• [Exercise requirements] For each line of the data below that holds "изобретений", copy the line.

::::::::

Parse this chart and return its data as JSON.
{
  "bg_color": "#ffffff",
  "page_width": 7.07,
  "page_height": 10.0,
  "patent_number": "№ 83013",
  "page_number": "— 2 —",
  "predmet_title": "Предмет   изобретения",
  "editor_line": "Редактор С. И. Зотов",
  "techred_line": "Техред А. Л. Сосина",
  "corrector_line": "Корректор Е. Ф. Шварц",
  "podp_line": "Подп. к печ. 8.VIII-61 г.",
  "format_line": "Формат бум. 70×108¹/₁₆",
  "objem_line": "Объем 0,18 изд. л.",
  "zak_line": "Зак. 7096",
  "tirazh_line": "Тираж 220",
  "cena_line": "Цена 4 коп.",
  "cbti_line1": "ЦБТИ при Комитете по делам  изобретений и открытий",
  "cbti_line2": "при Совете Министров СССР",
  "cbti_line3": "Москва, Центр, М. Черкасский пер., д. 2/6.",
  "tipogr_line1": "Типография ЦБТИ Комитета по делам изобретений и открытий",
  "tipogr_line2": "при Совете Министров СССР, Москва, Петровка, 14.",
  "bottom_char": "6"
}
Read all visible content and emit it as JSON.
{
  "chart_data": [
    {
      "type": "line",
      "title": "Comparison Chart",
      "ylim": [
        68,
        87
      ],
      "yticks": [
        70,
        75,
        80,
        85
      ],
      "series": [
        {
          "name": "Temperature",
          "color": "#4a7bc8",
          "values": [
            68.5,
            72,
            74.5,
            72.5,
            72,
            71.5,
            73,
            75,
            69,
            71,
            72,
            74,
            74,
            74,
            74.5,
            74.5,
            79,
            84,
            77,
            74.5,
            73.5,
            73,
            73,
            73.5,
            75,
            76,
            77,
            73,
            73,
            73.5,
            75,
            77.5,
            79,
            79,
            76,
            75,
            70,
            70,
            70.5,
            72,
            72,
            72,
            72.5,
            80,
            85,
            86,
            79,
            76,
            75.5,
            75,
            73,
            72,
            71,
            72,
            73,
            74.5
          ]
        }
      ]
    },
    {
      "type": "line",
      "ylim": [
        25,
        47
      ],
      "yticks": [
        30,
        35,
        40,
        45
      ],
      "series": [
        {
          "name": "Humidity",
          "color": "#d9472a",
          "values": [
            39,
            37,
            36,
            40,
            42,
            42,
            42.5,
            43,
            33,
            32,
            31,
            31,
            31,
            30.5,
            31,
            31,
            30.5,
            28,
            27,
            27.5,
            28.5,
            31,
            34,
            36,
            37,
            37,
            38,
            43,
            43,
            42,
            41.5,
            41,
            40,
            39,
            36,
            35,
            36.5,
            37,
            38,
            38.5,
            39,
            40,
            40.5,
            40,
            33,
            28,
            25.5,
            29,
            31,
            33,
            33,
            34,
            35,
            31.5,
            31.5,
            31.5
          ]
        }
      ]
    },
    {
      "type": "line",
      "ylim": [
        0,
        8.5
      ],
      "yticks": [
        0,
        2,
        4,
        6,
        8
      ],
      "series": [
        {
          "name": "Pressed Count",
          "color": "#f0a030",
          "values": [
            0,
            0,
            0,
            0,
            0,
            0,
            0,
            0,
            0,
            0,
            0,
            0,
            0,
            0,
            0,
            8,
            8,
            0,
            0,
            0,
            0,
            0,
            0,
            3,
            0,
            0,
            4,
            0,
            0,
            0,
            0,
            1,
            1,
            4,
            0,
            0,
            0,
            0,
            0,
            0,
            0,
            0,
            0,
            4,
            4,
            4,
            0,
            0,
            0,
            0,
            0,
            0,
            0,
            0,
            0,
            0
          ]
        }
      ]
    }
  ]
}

::::::::

• [Result for this exercise]
  "cbti_line1": "ЦБТИ при Комитете по делам  изобретений и открытий",
  "tipogr_line1": "Типография ЦБТИ Комитета по делам изобретений и открытий",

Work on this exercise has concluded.